- **EJERCICIOS**:
1) Indique si cada afirmación coincide con el pasaje propuesto, respondiendo sí o no y citando las palabras del texto que lo deciden: (a) Agabo anunció la hambruna por el Espíritu. (b) El reinado de Claudio abarcó los años 41 a 54 d.C. (c) El texto asegura que esta campaña de ayuda es la misma que menciona Pablo en Gálatas.
2) Según el pasaje propuesto, ¿qué confirma la mención de «una gran hambre»?

- **PASAJE PROPUESTO**:
Lectura Bíblica: Hch. 11:27-30 (v.29)
Ayuda:
Hechos 11:28 Y levantándose uno de ellos, llamado Agabo, daba a entender por el Espíritu, que vendría una gran hambre en toda la tierra habitada; la cual sucedió en tiempo de Claudio.
La mención de la «una gran hambre» está confirmada por relatos extrabíblicos que apuntan a la existencia de varias hambrunas durante el reinado de Claudio (años 41-54 d.C.). Es posible que esta campaña de ayuda contra el hambre sea la misma que la mencionada por Pablo en Gal. 2.10 donde se acordó de los pobres.

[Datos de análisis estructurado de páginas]
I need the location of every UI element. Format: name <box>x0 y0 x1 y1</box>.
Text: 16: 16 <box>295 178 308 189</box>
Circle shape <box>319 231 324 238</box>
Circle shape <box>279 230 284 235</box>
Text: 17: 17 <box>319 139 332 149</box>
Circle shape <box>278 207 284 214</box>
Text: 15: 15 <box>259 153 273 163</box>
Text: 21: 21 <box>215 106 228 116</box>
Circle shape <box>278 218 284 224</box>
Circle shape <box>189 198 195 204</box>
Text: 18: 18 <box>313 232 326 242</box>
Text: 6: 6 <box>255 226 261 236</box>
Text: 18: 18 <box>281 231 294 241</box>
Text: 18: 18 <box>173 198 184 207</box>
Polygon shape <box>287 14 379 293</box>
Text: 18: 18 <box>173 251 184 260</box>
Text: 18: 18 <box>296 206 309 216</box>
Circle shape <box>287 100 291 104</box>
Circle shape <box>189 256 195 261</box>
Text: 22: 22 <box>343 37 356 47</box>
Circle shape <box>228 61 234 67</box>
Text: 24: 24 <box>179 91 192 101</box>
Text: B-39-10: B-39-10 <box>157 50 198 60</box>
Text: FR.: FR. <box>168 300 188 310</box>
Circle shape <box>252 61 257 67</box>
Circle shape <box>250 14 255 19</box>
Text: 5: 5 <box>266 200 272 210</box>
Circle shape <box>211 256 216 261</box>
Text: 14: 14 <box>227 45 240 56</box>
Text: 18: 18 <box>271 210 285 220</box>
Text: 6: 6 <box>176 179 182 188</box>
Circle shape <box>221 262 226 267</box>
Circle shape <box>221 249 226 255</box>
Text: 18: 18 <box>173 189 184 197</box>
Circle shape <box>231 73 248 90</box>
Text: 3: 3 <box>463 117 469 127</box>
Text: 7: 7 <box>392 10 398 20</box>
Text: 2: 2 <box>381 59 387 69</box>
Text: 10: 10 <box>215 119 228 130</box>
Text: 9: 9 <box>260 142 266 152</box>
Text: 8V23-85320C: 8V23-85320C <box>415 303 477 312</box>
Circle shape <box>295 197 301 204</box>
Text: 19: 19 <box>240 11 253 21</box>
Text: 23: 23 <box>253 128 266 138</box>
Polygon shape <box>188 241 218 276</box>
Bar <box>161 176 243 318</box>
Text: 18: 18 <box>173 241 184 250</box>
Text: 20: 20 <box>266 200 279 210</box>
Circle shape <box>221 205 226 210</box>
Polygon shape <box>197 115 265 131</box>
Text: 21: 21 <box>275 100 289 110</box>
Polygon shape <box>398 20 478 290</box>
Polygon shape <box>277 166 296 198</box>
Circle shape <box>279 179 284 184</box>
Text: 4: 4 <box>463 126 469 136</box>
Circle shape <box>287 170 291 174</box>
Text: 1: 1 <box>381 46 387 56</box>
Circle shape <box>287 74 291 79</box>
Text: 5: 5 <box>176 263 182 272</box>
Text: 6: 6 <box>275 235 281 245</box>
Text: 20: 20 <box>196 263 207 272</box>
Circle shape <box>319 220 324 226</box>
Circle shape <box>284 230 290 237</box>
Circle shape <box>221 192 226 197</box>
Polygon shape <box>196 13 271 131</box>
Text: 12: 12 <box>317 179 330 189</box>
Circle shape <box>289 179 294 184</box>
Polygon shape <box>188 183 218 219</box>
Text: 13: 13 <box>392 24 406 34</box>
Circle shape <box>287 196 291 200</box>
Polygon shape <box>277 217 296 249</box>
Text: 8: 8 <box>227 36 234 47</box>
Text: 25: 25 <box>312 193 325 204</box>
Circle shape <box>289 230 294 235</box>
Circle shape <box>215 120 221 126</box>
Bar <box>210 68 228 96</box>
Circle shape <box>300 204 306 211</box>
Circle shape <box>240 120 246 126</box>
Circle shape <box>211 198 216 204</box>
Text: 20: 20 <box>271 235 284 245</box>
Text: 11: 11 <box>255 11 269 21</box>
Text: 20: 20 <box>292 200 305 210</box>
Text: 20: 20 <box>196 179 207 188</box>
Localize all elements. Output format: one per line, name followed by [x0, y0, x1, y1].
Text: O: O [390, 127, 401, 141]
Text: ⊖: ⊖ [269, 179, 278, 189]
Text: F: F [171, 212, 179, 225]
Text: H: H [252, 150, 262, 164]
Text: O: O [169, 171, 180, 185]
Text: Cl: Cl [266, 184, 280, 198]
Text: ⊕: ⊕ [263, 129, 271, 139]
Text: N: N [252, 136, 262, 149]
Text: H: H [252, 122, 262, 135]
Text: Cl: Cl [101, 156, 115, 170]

- **RESULTADOS ESPERADOS**:
1)
(a) Sí: «daba a entender por el Espíritu, que vendría una gran hambre en toda la tierra habitada».
(b) Sí: «durante el reinado de Claudio (años 41-54 d.C.)».
(c) No: «Es posible que esta campaña de ayuda contra el hambre sea la misma que la mencionada por Pablo en Gal. 2.10».

2) Relatos extrabíblicos que apuntan a la existencia de varias hambrunas durante el reinado de Claudio.